:: AIM ::
Reproduce the data exactly and drop any pictures it holds.

:: ENTRIES ::
━━━━━━━━━━━━━━━━━━━━

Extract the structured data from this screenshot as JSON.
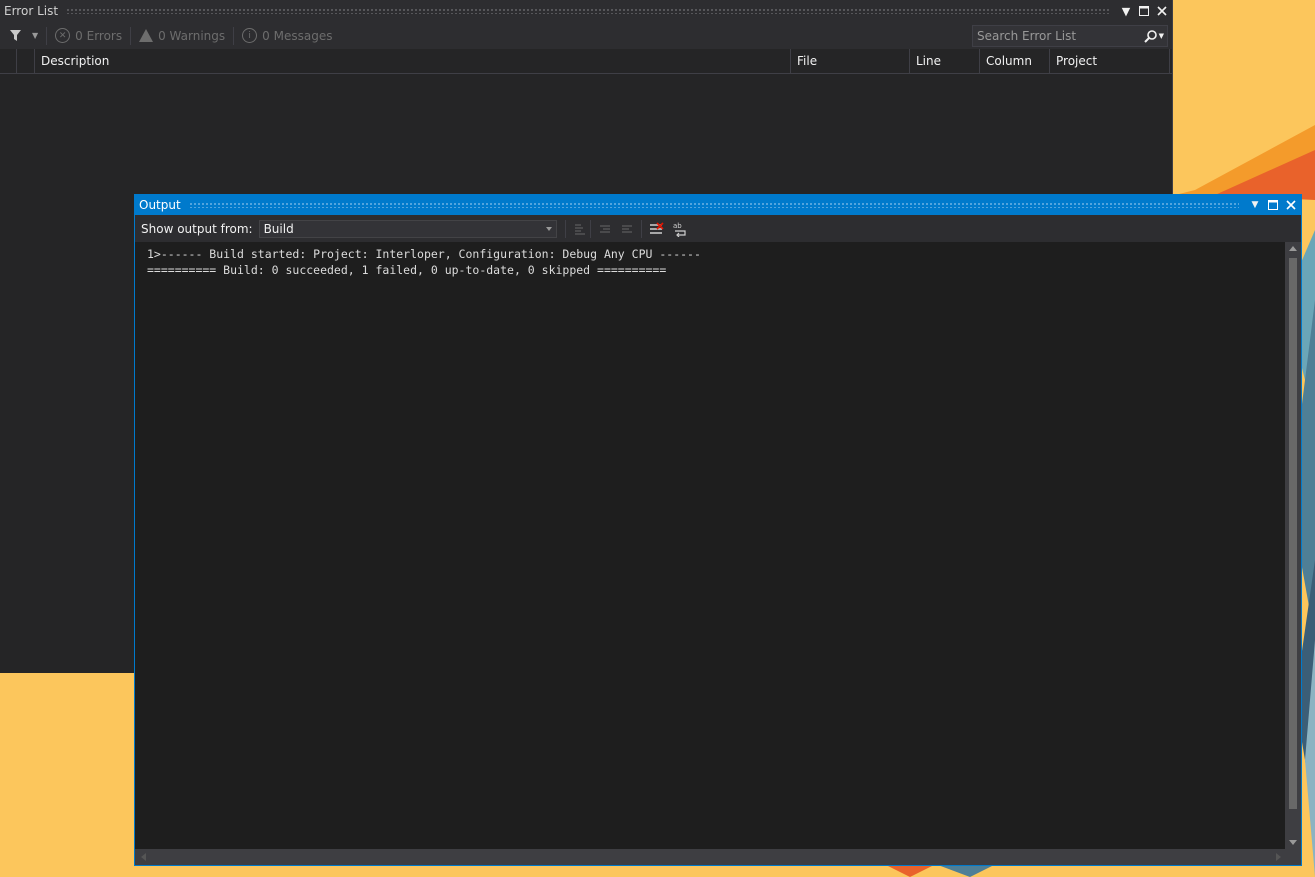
{
  "colors": {
    "accent": "#007acc",
    "panel_bg": "#252526",
    "toolbar_bg": "#2d2d30",
    "desktop_bg": "#fcc65c",
    "disabled_text": "#6d6d6d"
  },
  "error_list": {
    "title": "Error List",
    "errors_label": "0 Errors",
    "warnings_label": "0 Warnings",
    "messages_label": "0 Messages",
    "search_placeholder": "Search Error List",
    "columns": {
      "description": "Description",
      "file": "File",
      "line": "Line",
      "column": "Column",
      "project": "Project"
    }
  },
  "output": {
    "title": "Output",
    "show_output_from_label": "Show output from:",
    "source_selected": "Build",
    "lines": [
      "1>------ Build started: Project: Interloper, Configuration: Debug Any CPU ------",
      "========== Build: 0 succeeded, 1 failed, 0 up-to-date, 0 skipped =========="
    ]
  }
}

━━━━━━━━━━━━━━━━━━━━

:: EXERCISE SOLUTION ::
Extract the structured data from this screenshot as JSON.
{
  "colors": {
    "accent": "#007acc",
    "panel_bg": "#252526",
    "toolbar_bg": "#2d2d30",
    "desktop_bg": "#fcc65c",
    "disabled_text": "#6d6d6d"
  },
  "error_list": {
    "title": "Error List",
    "errors_label": "0 Errors",
    "warnings_label": "0 Warnings",
    "messages_label": "0 Messages",
    "search_placeholder": "Search Error List",
    "columns": {
      "description": "Description",
      "file": "File",
      "line": "Line",
      "column": "Column",
      "project": "Project"
    }
  },
  "output": {
    "title": "Output",
    "show_output_from_label": "Show output from:",
    "source_selected": "Build",
    "lines": [
      "1>------ Build started: Project: Interloper, Configuration: Debug Any CPU ------",
      "========== Build: 0 succeeded, 1 failed, 0 up-to-date, 0 skipped =========="
    ]
  }
}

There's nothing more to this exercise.